- [WORK REQUIRED] Give back all the data exactly, line by line.

- [TASK INPUTS]
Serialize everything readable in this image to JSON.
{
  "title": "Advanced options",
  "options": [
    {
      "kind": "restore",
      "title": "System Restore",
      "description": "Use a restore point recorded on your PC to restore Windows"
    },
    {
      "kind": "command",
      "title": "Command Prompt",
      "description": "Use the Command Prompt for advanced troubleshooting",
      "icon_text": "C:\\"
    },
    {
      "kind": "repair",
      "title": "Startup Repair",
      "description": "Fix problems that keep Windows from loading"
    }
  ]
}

- [EXERCISE OUTPUT]
Serialize everything readable in this image to JSON.
{
  "title": "Advanced options",
  "options": [
    {
      "kind": "restore",
      "title": "System Restore",
      "description": "Use a restore point recorded on your PC to restore Windows"
    },
    {
      "kind": "command",
      "title": "Command Prompt",
      "description": "Use the Command Prompt for advanced troubleshooting",
      "icon_text": "C:\\"
    },
    {
      "kind": "repair",
      "title": "Startup Repair",
      "description": "Fix problems that keep Windows from loading"
    }
  ]
}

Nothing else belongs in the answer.